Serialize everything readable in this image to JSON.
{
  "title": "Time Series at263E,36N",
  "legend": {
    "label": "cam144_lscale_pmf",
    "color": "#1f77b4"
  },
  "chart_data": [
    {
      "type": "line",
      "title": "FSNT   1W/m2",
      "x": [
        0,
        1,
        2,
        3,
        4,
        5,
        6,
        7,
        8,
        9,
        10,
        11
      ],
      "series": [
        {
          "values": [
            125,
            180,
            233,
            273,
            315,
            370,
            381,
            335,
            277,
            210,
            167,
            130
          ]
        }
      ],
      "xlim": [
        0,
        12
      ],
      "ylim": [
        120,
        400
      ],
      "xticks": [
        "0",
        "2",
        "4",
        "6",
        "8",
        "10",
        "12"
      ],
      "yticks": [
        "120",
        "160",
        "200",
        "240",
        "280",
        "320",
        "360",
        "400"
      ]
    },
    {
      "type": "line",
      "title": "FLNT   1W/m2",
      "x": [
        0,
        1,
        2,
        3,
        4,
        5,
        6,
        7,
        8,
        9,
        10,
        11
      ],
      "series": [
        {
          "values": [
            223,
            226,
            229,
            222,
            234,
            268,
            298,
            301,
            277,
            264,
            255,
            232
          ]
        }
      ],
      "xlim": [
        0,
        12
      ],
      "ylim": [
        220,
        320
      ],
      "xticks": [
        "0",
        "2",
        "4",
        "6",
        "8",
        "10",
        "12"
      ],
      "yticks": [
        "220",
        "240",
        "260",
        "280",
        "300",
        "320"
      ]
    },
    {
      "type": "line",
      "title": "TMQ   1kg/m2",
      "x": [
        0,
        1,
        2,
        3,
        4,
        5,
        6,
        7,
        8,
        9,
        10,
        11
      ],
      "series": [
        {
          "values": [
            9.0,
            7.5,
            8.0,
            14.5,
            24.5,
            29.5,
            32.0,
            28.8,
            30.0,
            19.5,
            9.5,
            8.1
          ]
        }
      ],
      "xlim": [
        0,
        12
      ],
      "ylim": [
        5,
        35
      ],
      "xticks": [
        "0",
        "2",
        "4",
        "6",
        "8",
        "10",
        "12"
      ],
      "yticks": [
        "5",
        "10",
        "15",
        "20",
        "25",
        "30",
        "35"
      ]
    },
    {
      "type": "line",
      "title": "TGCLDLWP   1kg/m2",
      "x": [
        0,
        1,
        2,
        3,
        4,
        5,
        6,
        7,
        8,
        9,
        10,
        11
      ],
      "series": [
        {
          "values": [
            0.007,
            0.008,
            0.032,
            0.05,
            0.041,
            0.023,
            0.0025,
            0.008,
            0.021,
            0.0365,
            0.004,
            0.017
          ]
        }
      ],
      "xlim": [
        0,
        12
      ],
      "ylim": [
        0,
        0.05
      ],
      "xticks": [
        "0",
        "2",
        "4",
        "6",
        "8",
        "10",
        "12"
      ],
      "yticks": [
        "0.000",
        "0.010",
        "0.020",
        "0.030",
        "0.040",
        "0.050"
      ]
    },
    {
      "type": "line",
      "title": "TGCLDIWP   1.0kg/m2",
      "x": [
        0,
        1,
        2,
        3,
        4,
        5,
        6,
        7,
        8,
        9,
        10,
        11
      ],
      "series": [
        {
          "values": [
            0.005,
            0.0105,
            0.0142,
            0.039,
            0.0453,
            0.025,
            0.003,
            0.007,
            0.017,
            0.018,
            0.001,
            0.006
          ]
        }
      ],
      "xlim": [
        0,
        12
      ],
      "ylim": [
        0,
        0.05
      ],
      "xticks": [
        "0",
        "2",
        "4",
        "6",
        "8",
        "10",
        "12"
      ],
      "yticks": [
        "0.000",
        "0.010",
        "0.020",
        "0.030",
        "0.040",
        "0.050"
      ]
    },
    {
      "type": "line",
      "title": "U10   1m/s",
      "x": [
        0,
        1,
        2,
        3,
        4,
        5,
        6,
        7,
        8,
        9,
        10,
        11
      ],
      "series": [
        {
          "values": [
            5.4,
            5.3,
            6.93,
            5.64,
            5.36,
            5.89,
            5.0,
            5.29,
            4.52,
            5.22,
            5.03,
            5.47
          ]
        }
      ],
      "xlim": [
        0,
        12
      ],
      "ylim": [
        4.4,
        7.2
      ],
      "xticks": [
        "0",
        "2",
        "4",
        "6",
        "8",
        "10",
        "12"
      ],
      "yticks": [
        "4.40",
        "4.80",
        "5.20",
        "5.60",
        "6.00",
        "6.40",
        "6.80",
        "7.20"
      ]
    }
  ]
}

• **Problem to solve**
All lines holding the word "title" should be picked out and copied.

• **Solution to the exercise**
  "title": "Time Series at263E,36N",
      "title": "FSNT   1W/m2",
      "title": "FLNT   1W/m2",
      "title": "TMQ   1kg/m2",
      "title": "TGCLDLWP   1kg/m2",
      "title": "TGCLDIWP   1.0kg/m2",
      "title": "U10   1m/s",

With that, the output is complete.